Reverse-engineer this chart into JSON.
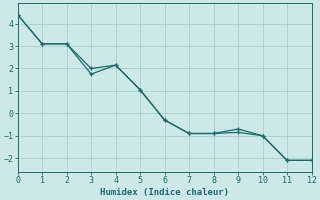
{
  "xlabel": "Humidex (Indice chaleur)",
  "background_color": "#cce8e8",
  "grid_color": "#aacfcf",
  "line_color": "#1a6b6b",
  "xlim": [
    0,
    12
  ],
  "ylim": [
    -2.6,
    4.9
  ],
  "xticks": [
    0,
    1,
    2,
    3,
    4,
    5,
    6,
    7,
    8,
    9,
    10,
    11,
    12
  ],
  "yticks": [
    -2,
    -1,
    0,
    1,
    2,
    3,
    4
  ],
  "series1_x": [
    0,
    1,
    2,
    3,
    4,
    5,
    6,
    7,
    8,
    9,
    10,
    11,
    12
  ],
  "series1_y": [
    4.4,
    3.1,
    3.1,
    1.75,
    2.15,
    1.05,
    -0.3,
    -0.9,
    -0.9,
    -0.7,
    -1.0,
    -2.1,
    -2.1
  ],
  "series2_x": [
    0,
    1,
    2,
    3,
    4,
    5,
    6,
    7,
    8,
    9,
    10,
    11,
    12
  ],
  "series2_y": [
    4.4,
    3.1,
    3.1,
    2.0,
    2.15,
    1.05,
    -0.3,
    -0.9,
    -0.9,
    -0.85,
    -1.0,
    -2.1,
    -2.1
  ],
  "marker": "+",
  "marker_size": 3,
  "line_width": 0.9,
  "xlabel_fontsize": 6.5,
  "tick_fontsize": 6
}
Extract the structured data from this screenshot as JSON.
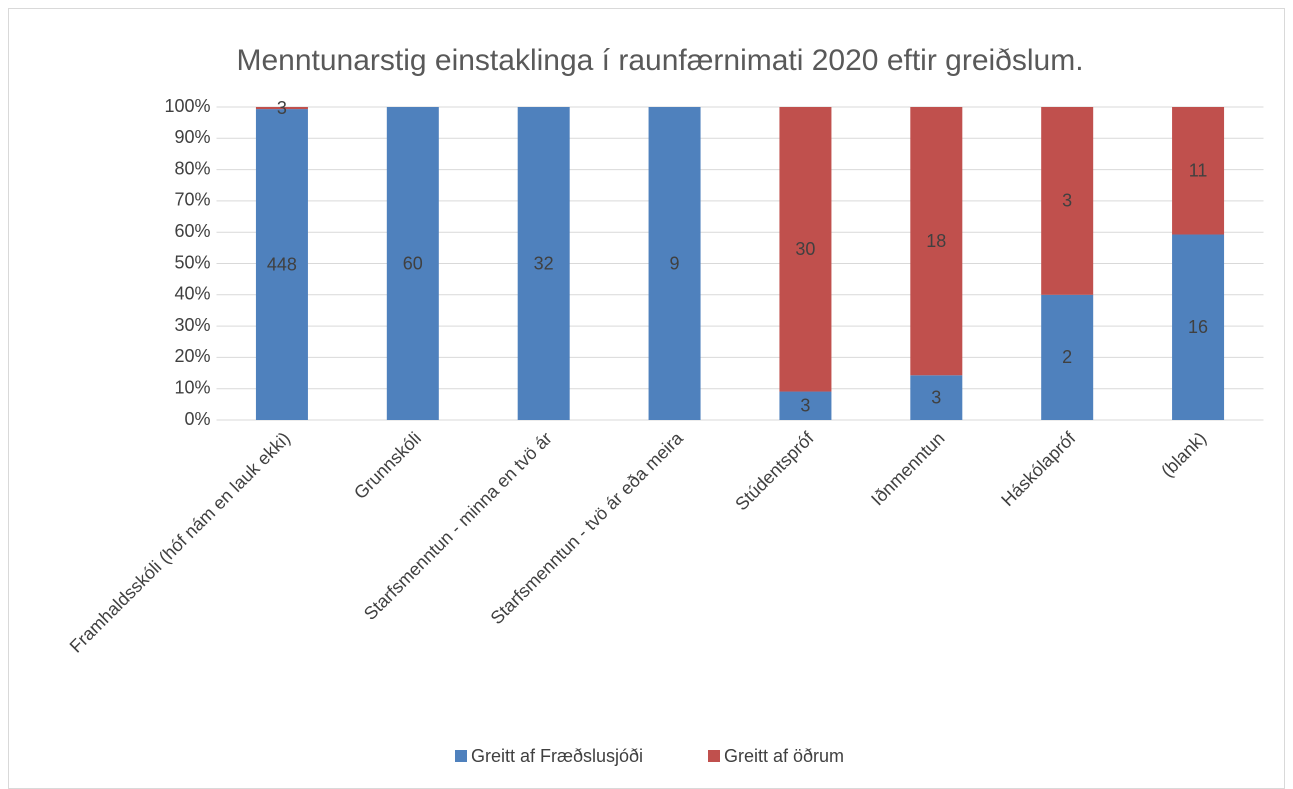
{
  "chart_data": {
    "type": "stacked_percent_bar",
    "title": "Menntunarstig einstaklinga í raunfærnimati 2020 eftir greiðslum.",
    "categories": [
      "Framhaldsskóli (hóf nám en lauk ekki)",
      "Grunnskóli",
      "Starfsmenntun - minna en tvö ár",
      "Starfsmenntun - tvö ár eða meira",
      "Stúdentspróf",
      "Iðnmenntun",
      "Háskólapróf",
      "(blank)"
    ],
    "series": [
      {
        "name": "Greitt af Fræðslusjóði",
        "color": "#4f81bd",
        "values": [
          448,
          60,
          32,
          9,
          3,
          3,
          2,
          16
        ]
      },
      {
        "name": "Greitt af öðrum",
        "color": "#c0504d",
        "values": [
          3,
          null,
          null,
          null,
          30,
          18,
          3,
          11
        ]
      }
    ],
    "ylim": [
      0,
      100
    ],
    "yticks": [
      {
        "value": 0,
        "label": "0%"
      },
      {
        "value": 10,
        "label": "10%"
      },
      {
        "value": 20,
        "label": "20%"
      },
      {
        "value": 30,
        "label": "30%"
      },
      {
        "value": 40,
        "label": "40%"
      },
      {
        "value": 50,
        "label": "50%"
      },
      {
        "value": 60,
        "label": "60%"
      },
      {
        "value": 70,
        "label": "70%"
      },
      {
        "value": 80,
        "label": "80%"
      },
      {
        "value": 90,
        "label": "90%"
      },
      {
        "value": 100,
        "label": "100%"
      }
    ],
    "grid": true,
    "legend": "bottom"
  }
}
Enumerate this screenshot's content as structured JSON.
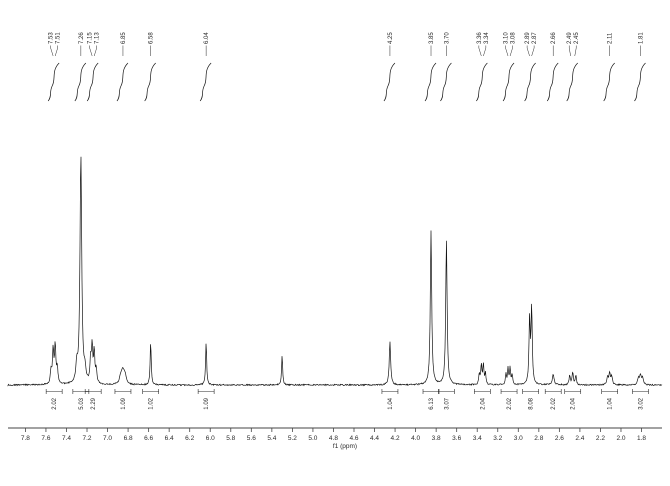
{
  "page": {
    "background": "#ffffff"
  },
  "style": {
    "line_color": "#141414",
    "text_color": "#2a2a2a",
    "axis_color": "#444444"
  },
  "chart_data": {
    "type": "line",
    "kind": "1H NMR spectrum",
    "xlabel": "f1 (ppm)",
    "x_axis": {
      "min_ppm": 1.62,
      "max_ppm": 7.95,
      "reversed": true,
      "tick_labels": [
        "7.8",
        "7.6",
        "7.4",
        "7.2",
        "7.0",
        "6.8",
        "6.6",
        "6.4",
        "6.2",
        "6.0",
        "5.8",
        "5.6",
        "5.4",
        "5.2",
        "5.0",
        "4.8",
        "4.6",
        "4.4",
        "4.2",
        "4.0",
        "3.8",
        "3.6",
        "3.4",
        "3.2",
        "3.0",
        "2.8",
        "2.6",
        "2.4",
        "2.2",
        "2.0",
        "1.8"
      ]
    },
    "peak_label_groups": [
      [
        "7.53",
        "7.51"
      ],
      [
        "7.26"
      ],
      [
        "7.15",
        "7.13"
      ],
      [
        "6.85"
      ],
      [
        "6.58"
      ],
      [
        "6.04"
      ],
      [
        "4.25"
      ],
      [
        "3.85"
      ],
      [
        "3.70"
      ],
      [
        "3.36",
        "3.34"
      ],
      [
        "3.10",
        "3.08"
      ],
      [
        "2.89",
        "2.87"
      ],
      [
        "2.66"
      ],
      [
        "2.49",
        "2.45"
      ],
      [
        "2.11"
      ],
      [
        "1.81"
      ]
    ],
    "peaks": [
      {
        "ppm": 7.55,
        "height": 0.06,
        "hwhm": 0.008
      },
      {
        "ppm": 7.53,
        "height": 0.15,
        "hwhm": 0.007
      },
      {
        "ppm": 7.51,
        "height": 0.17,
        "hwhm": 0.007
      },
      {
        "ppm": 7.49,
        "height": 0.07,
        "hwhm": 0.008
      },
      {
        "ppm": 7.3,
        "height": 0.07,
        "hwhm": 0.01
      },
      {
        "ppm": 7.26,
        "height": 1.0,
        "hwhm": 0.01
      },
      {
        "ppm": 7.22,
        "height": 0.05,
        "hwhm": 0.01
      },
      {
        "ppm": 7.165,
        "height": 0.1,
        "hwhm": 0.007
      },
      {
        "ppm": 7.15,
        "height": 0.16,
        "hwhm": 0.007
      },
      {
        "ppm": 7.13,
        "height": 0.14,
        "hwhm": 0.007
      },
      {
        "ppm": 7.11,
        "height": 0.06,
        "hwhm": 0.007
      },
      {
        "ppm": 6.87,
        "height": 0.035,
        "hwhm": 0.015
      },
      {
        "ppm": 6.85,
        "height": 0.05,
        "hwhm": 0.015
      },
      {
        "ppm": 6.83,
        "height": 0.035,
        "hwhm": 0.015
      },
      {
        "ppm": 6.58,
        "height": 0.19,
        "hwhm": 0.006
      },
      {
        "ppm": 6.04,
        "height": 0.19,
        "hwhm": 0.006
      },
      {
        "ppm": 5.3,
        "height": 0.13,
        "hwhm": 0.006
      },
      {
        "ppm": 4.25,
        "height": 0.19,
        "hwhm": 0.008
      },
      {
        "ppm": 3.85,
        "height": 0.67,
        "hwhm": 0.008
      },
      {
        "ppm": 3.7,
        "height": 0.63,
        "hwhm": 0.008
      },
      {
        "ppm": 3.38,
        "height": 0.05,
        "hwhm": 0.006
      },
      {
        "ppm": 3.36,
        "height": 0.09,
        "hwhm": 0.006
      },
      {
        "ppm": 3.34,
        "height": 0.09,
        "hwhm": 0.006
      },
      {
        "ppm": 3.32,
        "height": 0.05,
        "hwhm": 0.006
      },
      {
        "ppm": 3.12,
        "height": 0.045,
        "hwhm": 0.006
      },
      {
        "ppm": 3.1,
        "height": 0.07,
        "hwhm": 0.006
      },
      {
        "ppm": 3.08,
        "height": 0.07,
        "hwhm": 0.006
      },
      {
        "ppm": 3.06,
        "height": 0.045,
        "hwhm": 0.006
      },
      {
        "ppm": 2.89,
        "height": 0.28,
        "hwhm": 0.007
      },
      {
        "ppm": 2.87,
        "height": 0.33,
        "hwhm": 0.007
      },
      {
        "ppm": 2.66,
        "height": 0.045,
        "hwhm": 0.01
      },
      {
        "ppm": 2.5,
        "height": 0.04,
        "hwhm": 0.007
      },
      {
        "ppm": 2.47,
        "height": 0.055,
        "hwhm": 0.007
      },
      {
        "ppm": 2.44,
        "height": 0.04,
        "hwhm": 0.007
      },
      {
        "ppm": 2.13,
        "height": 0.035,
        "hwhm": 0.008
      },
      {
        "ppm": 2.11,
        "height": 0.05,
        "hwhm": 0.008
      },
      {
        "ppm": 2.09,
        "height": 0.035,
        "hwhm": 0.008
      },
      {
        "ppm": 1.83,
        "height": 0.03,
        "hwhm": 0.009
      },
      {
        "ppm": 1.81,
        "height": 0.04,
        "hwhm": 0.009
      },
      {
        "ppm": 1.79,
        "height": 0.03,
        "hwhm": 0.009
      }
    ],
    "integral_curves_ppm": [
      7.52,
      7.26,
      7.14,
      6.85,
      6.58,
      6.04,
      4.25,
      3.85,
      3.7,
      3.35,
      3.09,
      2.88,
      2.66,
      2.47,
      2.11,
      1.81
    ],
    "integrals": [
      {
        "ppm": 7.52,
        "value": "2.02"
      },
      {
        "ppm": 7.26,
        "value": "5.03"
      },
      {
        "ppm": 7.14,
        "value": "2.29"
      },
      {
        "ppm": 6.85,
        "value": "1.09"
      },
      {
        "ppm": 6.58,
        "value": "1.02"
      },
      {
        "ppm": 6.04,
        "value": "1.09"
      },
      {
        "ppm": 4.25,
        "value": "1.04"
      },
      {
        "ppm": 3.85,
        "value": "6.13"
      },
      {
        "ppm": 3.7,
        "value": "3.07"
      },
      {
        "ppm": 3.35,
        "value": "2.04"
      },
      {
        "ppm": 3.09,
        "value": "2.02"
      },
      {
        "ppm": 2.88,
        "value": "8.08"
      },
      {
        "ppm": 2.66,
        "value": "2.02"
      },
      {
        "ppm": 2.47,
        "value": "2.04"
      },
      {
        "ppm": 2.11,
        "value": "1.04"
      },
      {
        "ppm": 1.81,
        "value": "3.02"
      }
    ]
  }
}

* **What needs to be done**
Looking at the records above, work out how many lines include the string "structured". Give the number and nothing else.

* **Completed task**
2